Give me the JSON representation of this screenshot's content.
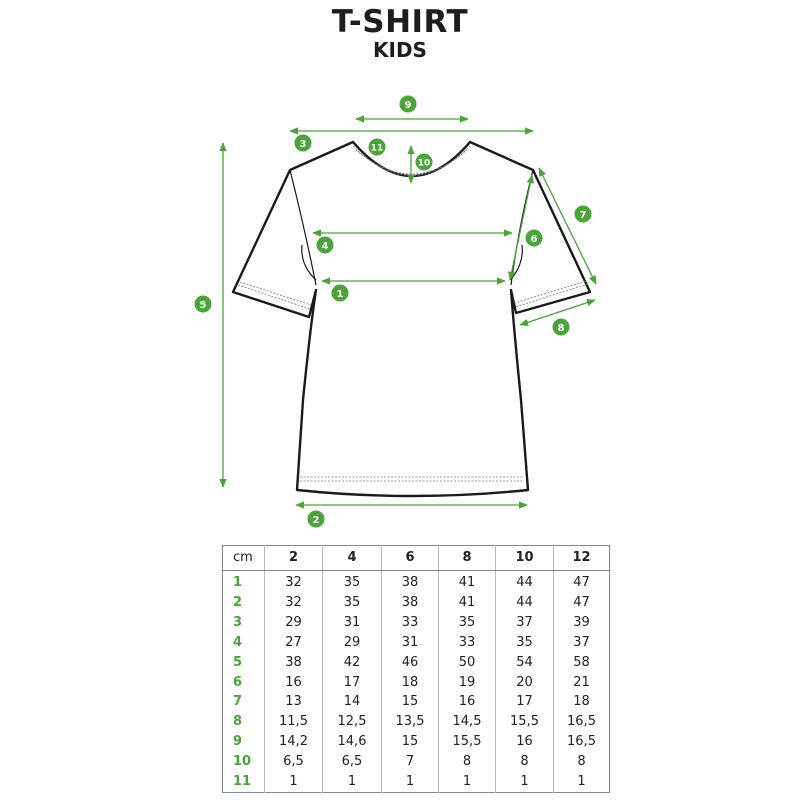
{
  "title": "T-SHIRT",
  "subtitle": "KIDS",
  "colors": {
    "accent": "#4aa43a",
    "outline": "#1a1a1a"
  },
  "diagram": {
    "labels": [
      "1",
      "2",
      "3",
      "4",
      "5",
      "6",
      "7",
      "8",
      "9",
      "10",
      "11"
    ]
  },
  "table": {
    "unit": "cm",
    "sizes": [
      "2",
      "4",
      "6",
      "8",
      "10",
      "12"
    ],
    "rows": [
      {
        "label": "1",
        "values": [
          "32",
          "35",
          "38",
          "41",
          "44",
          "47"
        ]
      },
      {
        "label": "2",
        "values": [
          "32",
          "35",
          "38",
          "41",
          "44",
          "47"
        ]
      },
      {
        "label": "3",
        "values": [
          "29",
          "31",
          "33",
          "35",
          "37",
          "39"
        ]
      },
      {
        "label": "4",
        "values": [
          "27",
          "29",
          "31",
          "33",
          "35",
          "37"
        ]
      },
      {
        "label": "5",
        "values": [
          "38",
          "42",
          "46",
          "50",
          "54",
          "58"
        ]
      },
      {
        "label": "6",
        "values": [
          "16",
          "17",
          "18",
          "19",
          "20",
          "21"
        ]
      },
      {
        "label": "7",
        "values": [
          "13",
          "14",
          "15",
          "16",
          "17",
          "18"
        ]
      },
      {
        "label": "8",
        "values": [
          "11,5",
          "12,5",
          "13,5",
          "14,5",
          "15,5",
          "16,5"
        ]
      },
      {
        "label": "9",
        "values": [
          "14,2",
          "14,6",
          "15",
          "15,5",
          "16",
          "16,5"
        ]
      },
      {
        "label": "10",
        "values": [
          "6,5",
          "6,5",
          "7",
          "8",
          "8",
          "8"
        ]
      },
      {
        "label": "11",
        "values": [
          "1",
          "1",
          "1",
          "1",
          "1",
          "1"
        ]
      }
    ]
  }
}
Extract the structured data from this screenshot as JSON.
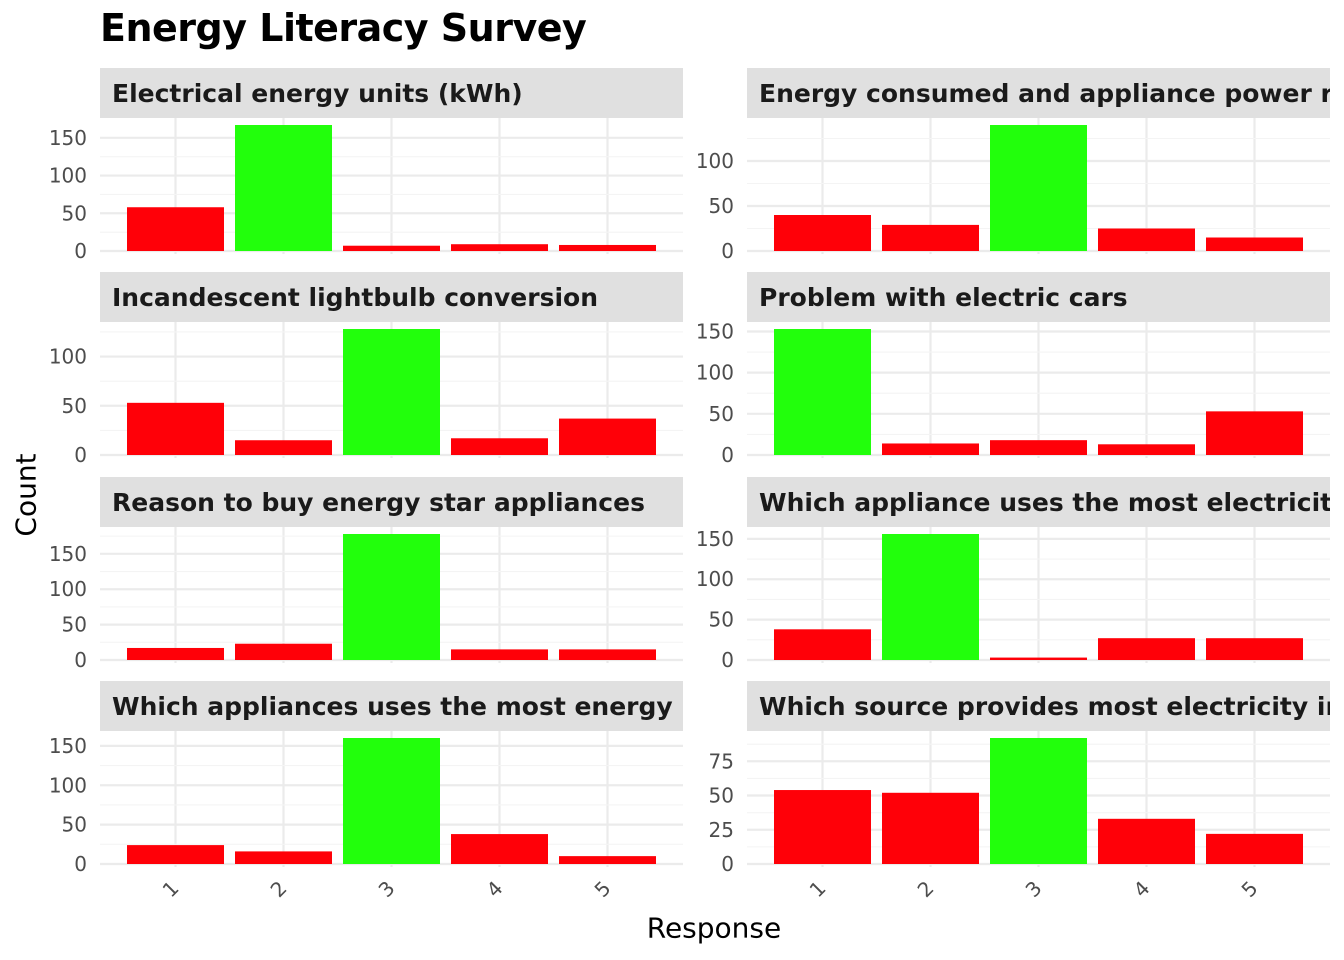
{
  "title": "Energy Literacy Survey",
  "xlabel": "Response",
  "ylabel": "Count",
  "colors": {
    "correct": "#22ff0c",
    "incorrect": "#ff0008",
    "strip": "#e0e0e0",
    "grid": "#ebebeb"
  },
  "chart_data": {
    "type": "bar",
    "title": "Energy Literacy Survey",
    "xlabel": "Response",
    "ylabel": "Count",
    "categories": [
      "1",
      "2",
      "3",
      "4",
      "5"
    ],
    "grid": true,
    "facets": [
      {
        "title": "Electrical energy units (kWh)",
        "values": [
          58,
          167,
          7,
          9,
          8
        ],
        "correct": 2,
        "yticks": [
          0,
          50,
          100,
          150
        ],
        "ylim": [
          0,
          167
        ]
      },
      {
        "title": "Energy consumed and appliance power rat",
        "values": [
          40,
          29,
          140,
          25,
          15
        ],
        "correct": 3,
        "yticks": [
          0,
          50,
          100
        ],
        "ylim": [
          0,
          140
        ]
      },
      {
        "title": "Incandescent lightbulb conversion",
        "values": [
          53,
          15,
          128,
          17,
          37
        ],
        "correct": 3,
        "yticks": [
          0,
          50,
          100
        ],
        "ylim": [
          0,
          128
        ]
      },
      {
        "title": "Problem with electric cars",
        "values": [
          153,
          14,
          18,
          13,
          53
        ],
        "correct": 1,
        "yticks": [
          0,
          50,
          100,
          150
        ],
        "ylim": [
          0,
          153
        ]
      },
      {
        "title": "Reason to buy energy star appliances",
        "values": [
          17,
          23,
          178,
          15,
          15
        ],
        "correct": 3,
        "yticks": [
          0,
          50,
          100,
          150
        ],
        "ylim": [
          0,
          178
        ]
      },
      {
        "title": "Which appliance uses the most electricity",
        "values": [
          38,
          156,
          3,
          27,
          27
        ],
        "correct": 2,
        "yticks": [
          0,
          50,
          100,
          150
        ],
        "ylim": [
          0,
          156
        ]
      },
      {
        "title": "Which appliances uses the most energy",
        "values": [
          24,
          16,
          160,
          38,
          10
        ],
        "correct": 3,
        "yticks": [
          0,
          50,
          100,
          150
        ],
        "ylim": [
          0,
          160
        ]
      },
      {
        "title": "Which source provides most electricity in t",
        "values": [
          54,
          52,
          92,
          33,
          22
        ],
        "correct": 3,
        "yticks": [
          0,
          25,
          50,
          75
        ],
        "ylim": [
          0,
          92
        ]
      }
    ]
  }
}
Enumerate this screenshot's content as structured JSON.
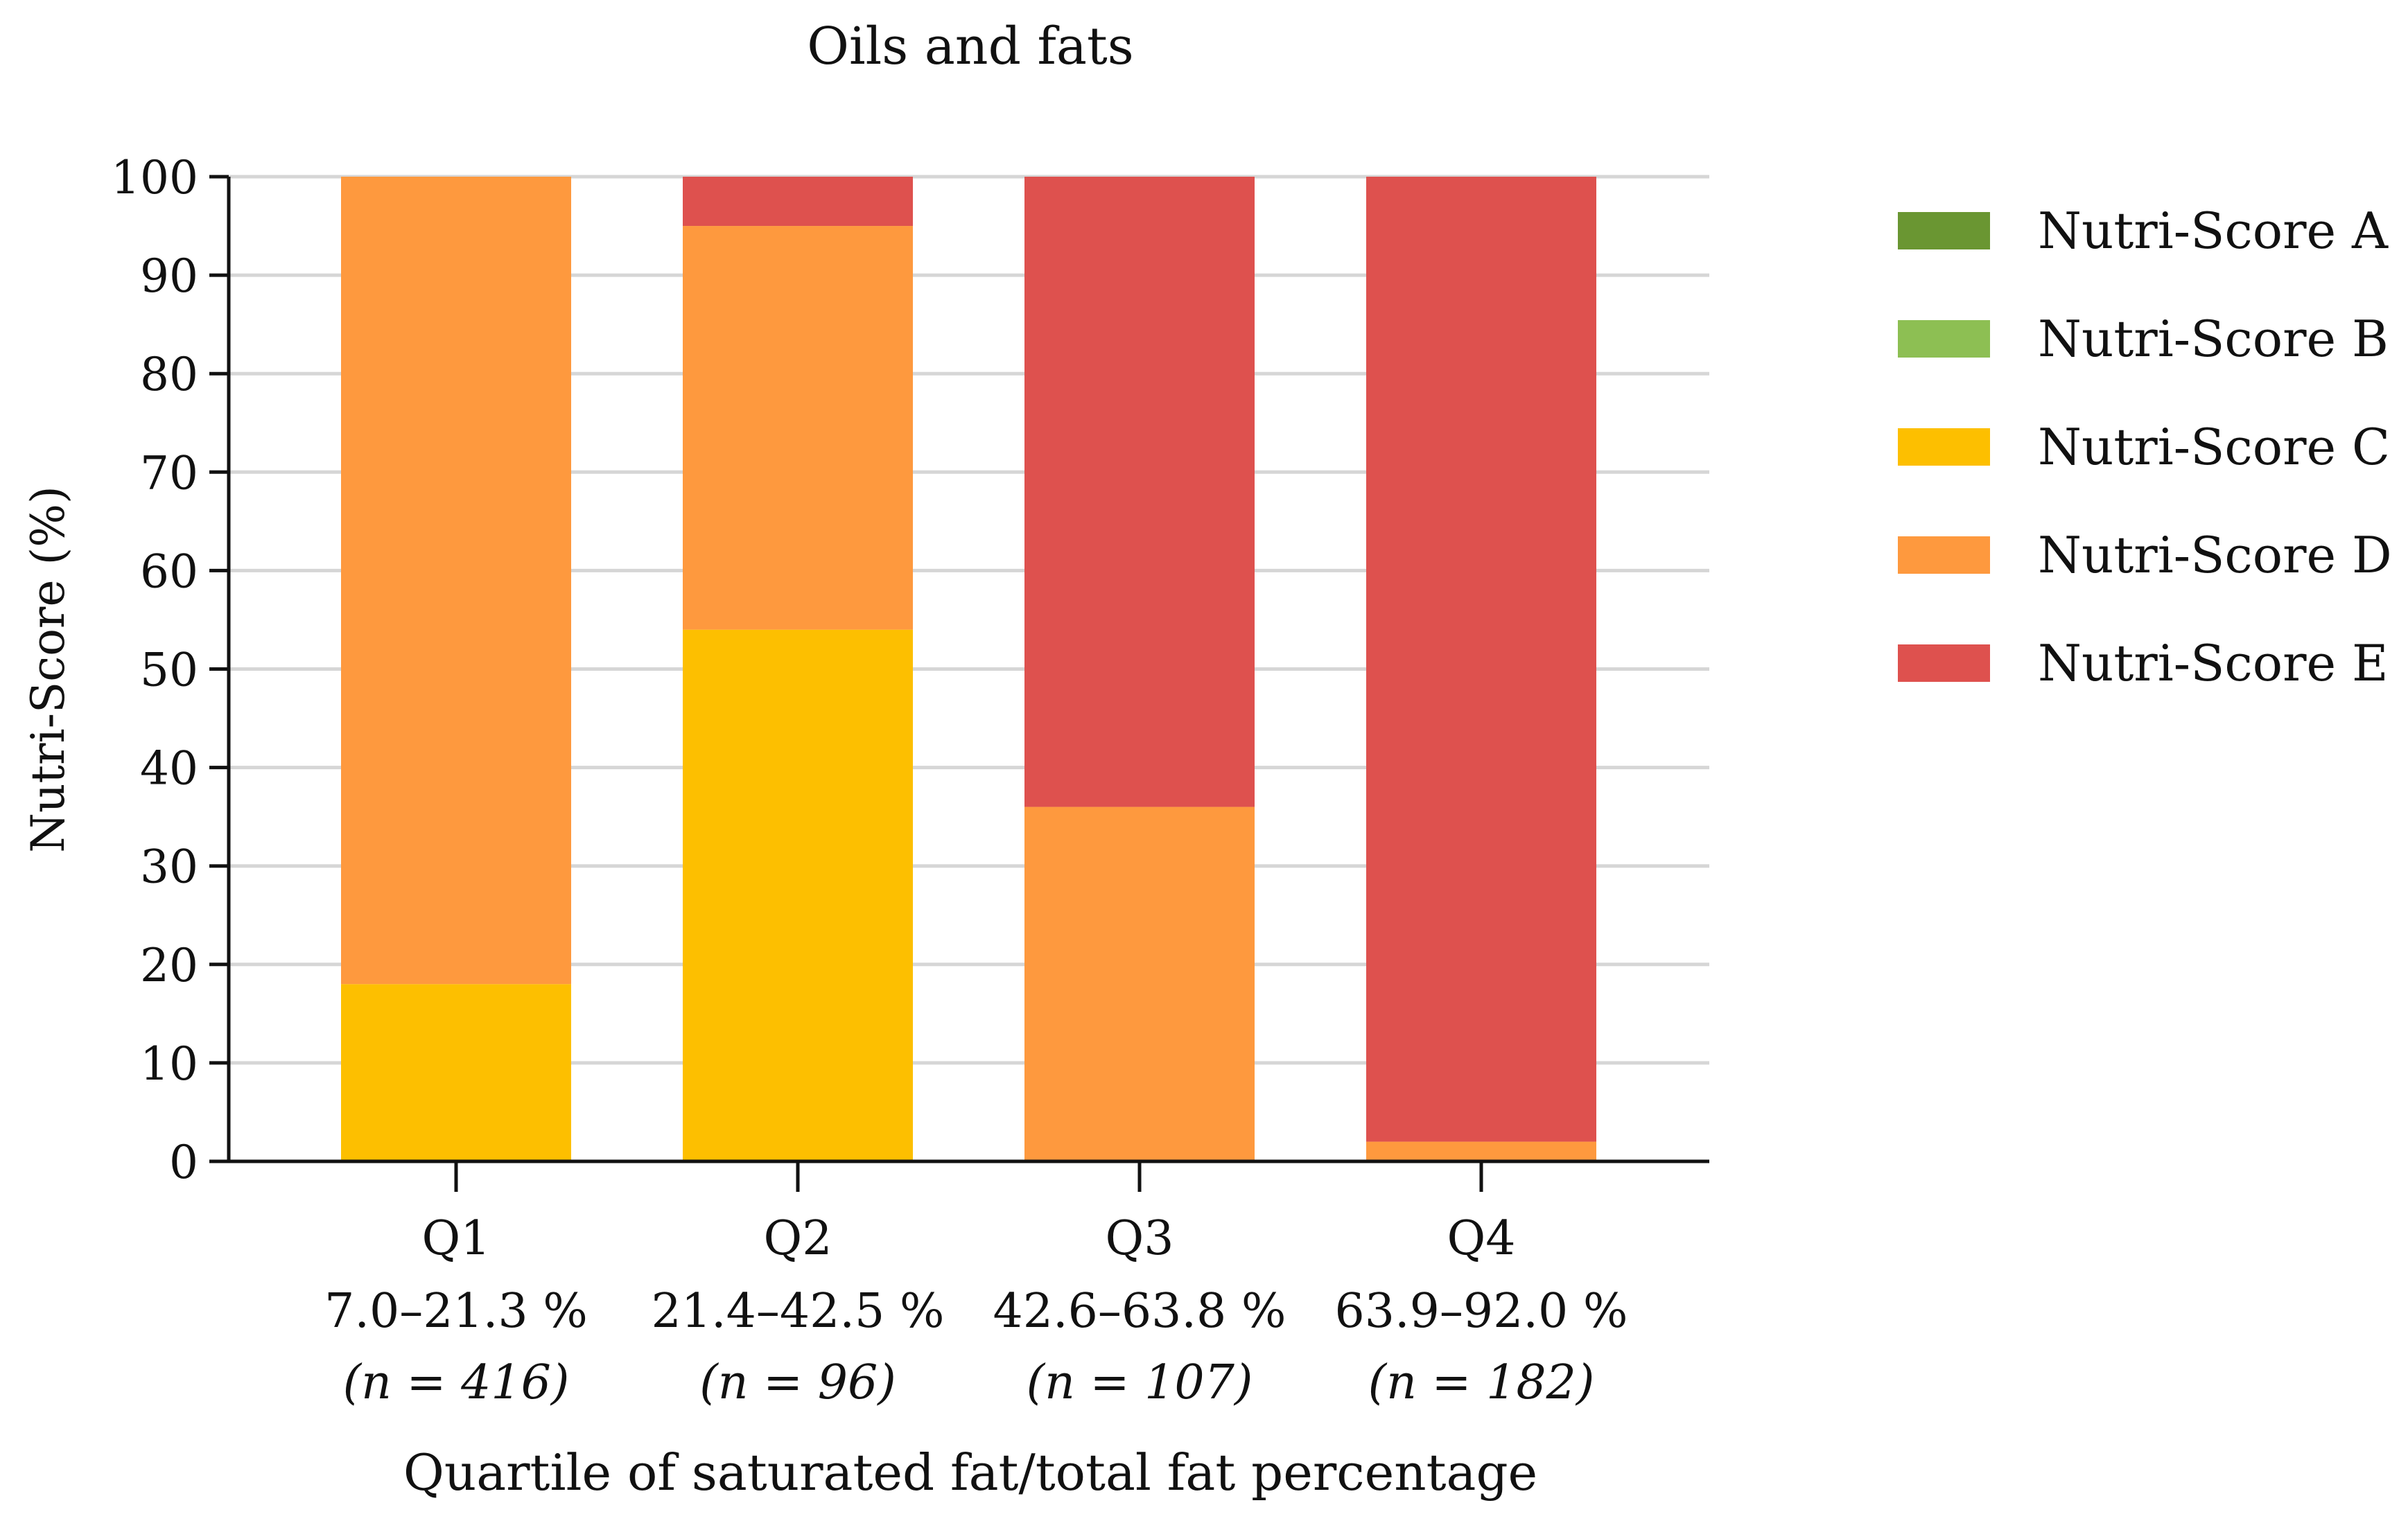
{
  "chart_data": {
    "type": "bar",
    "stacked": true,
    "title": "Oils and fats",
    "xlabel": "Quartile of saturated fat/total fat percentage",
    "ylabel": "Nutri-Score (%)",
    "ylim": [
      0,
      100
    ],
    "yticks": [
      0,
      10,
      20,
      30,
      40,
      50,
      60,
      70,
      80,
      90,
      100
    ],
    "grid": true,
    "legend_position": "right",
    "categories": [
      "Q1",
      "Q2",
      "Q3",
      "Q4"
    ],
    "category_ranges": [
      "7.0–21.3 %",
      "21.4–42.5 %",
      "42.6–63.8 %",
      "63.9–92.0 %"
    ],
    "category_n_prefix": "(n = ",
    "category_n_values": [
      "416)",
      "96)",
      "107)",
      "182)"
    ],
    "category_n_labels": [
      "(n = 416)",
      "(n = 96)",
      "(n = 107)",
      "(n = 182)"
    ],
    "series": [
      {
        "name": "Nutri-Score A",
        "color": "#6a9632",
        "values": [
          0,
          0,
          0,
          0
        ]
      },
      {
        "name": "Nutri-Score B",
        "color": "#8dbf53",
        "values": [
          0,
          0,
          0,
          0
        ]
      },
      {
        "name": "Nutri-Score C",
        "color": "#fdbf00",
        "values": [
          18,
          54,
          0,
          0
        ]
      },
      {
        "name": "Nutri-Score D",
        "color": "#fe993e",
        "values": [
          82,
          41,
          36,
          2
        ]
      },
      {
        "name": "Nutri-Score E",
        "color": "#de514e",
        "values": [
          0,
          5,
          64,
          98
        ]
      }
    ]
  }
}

### THE EXERCISE
Copy every line of the material in which the word "uses" occurs.

### COMPLETE RESPONSE
        "title": "Which appliance uses the most electricity",
        "title": "Which appliances uses the most energy",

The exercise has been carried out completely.